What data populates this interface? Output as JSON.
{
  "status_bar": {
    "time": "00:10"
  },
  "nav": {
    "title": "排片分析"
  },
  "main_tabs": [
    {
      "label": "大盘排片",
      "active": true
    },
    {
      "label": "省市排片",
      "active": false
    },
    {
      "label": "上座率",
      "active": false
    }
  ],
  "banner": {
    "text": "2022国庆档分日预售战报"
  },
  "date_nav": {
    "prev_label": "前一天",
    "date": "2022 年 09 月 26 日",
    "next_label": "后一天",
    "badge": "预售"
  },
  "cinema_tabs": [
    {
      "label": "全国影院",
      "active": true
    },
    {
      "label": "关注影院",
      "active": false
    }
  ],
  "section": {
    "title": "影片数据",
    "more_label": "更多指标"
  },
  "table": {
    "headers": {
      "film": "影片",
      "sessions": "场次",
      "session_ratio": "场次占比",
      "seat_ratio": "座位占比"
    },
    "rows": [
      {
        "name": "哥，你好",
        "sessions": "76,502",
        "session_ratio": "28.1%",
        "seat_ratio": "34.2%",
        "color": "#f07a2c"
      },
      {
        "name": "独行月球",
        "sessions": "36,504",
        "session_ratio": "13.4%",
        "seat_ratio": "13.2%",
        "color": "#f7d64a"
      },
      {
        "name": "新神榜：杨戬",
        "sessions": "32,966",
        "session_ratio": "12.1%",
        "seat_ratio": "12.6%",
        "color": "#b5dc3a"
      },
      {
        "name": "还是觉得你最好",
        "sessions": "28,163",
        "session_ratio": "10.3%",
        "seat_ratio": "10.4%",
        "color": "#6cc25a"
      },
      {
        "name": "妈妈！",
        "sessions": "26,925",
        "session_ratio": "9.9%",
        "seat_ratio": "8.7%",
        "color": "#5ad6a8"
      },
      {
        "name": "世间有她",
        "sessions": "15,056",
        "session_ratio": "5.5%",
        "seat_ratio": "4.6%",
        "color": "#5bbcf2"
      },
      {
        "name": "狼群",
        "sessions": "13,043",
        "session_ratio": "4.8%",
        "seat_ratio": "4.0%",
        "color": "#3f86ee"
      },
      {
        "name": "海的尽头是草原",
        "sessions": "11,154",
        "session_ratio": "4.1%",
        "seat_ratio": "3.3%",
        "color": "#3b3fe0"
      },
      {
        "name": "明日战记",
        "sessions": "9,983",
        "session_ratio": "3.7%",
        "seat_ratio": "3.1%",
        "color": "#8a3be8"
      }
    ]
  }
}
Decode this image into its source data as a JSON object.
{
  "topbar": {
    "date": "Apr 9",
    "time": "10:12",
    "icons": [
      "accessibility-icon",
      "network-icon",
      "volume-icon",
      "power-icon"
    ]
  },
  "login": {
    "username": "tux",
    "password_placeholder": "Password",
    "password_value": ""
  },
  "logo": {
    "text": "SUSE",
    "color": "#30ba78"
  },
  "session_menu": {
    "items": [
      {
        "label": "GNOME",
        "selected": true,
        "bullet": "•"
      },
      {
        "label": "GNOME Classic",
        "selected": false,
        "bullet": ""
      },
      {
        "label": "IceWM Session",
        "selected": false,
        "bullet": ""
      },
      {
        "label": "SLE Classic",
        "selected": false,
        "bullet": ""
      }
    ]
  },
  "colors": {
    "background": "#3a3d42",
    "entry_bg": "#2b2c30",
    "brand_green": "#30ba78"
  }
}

> **Directions for this task**
Give the listing again, word for word.

> **In response**
What data populates this interface? Output as JSON.
{
  "status_bar": {
    "time": "00:10"
  },
  "nav": {
    "title": "排片分析"
  },
  "main_tabs": [
    {
      "label": "大盘排片",
      "active": true
    },
    {
      "label": "省市排片",
      "active": false
    },
    {
      "label": "上座率",
      "active": false
    }
  ],
  "banner": {
    "text": "2022国庆档分日预售战报"
  },
  "date_nav": {
    "prev_label": "前一天",
    "date": "2022 年 09 月 26 日",
    "next_label": "后一天",
    "badge": "预售"
  },
  "cinema_tabs": [
    {
      "label": "全国影院",
      "active": true
    },
    {
      "label": "关注影院",
      "active": false
    }
  ],
  "section": {
    "title": "影片数据",
    "more_label": "更多指标"
  },
  "table": {
    "headers": {
      "film": "影片",
      "sessions": "场次",
      "session_ratio": "场次占比",
      "seat_ratio": "座位占比"
    },
    "rows": [
      {
        "name": "哥，你好",
        "sessions": "76,502",
        "session_ratio": "28.1%",
        "seat_ratio": "34.2%",
        "color": "#f07a2c"
      },
      {
        "name": "独行月球",
        "sessions": "36,504",
        "session_ratio": "13.4%",
        "seat_ratio": "13.2%",
        "color": "#f7d64a"
      },
      {
        "name": "新神榜：杨戬",
        "sessions": "32,966",
        "session_ratio": "12.1%",
        "seat_ratio": "12.6%",
        "color": "#b5dc3a"
      },
      {
        "name": "还是觉得你最好",
        "sessions": "28,163",
        "session_ratio": "10.3%",
        "seat_ratio": "10.4%",
        "color": "#6cc25a"
      },
      {
        "name": "妈妈！",
        "sessions": "26,925",
        "session_ratio": "9.9%",
        "seat_ratio": "8.7%",
        "color": "#5ad6a8"
      },
      {
        "name": "世间有她",
        "sessions": "15,056",
        "session_ratio": "5.5%",
        "seat_ratio": "4.6%",
        "color": "#5bbcf2"
      },
      {
        "name": "狼群",
        "sessions": "13,043",
        "session_ratio": "4.8%",
        "seat_ratio": "4.0%",
        "color": "#3f86ee"
      },
      {
        "name": "海的尽头是草原",
        "sessions": "11,154",
        "session_ratio": "4.1%",
        "seat_ratio": "3.3%",
        "color": "#3b3fe0"
      },
      {
        "name": "明日战记",
        "sessions": "9,983",
        "session_ratio": "3.7%",
        "seat_ratio": "3.1%",
        "color": "#8a3be8"
      }
    ]
  }
}
Decode this image into its source data as a JSON object.
{
  "topbar": {
    "date": "Apr 9",
    "time": "10:12",
    "icons": [
      "accessibility-icon",
      "network-icon",
      "volume-icon",
      "power-icon"
    ]
  },
  "login": {
    "username": "tux",
    "password_placeholder": "Password",
    "password_value": ""
  },
  "logo": {
    "text": "SUSE",
    "color": "#30ba78"
  },
  "session_menu": {
    "items": [
      {
        "label": "GNOME",
        "selected": true,
        "bullet": "•"
      },
      {
        "label": "GNOME Classic",
        "selected": false,
        "bullet": ""
      },
      {
        "label": "IceWM Session",
        "selected": false,
        "bullet": ""
      },
      {
        "label": "SLE Classic",
        "selected": false,
        "bullet": ""
      }
    ]
  },
  "colors": {
    "background": "#3a3d42",
    "entry_bg": "#2b2c30",
    "brand_green": "#30ba78"
  }
}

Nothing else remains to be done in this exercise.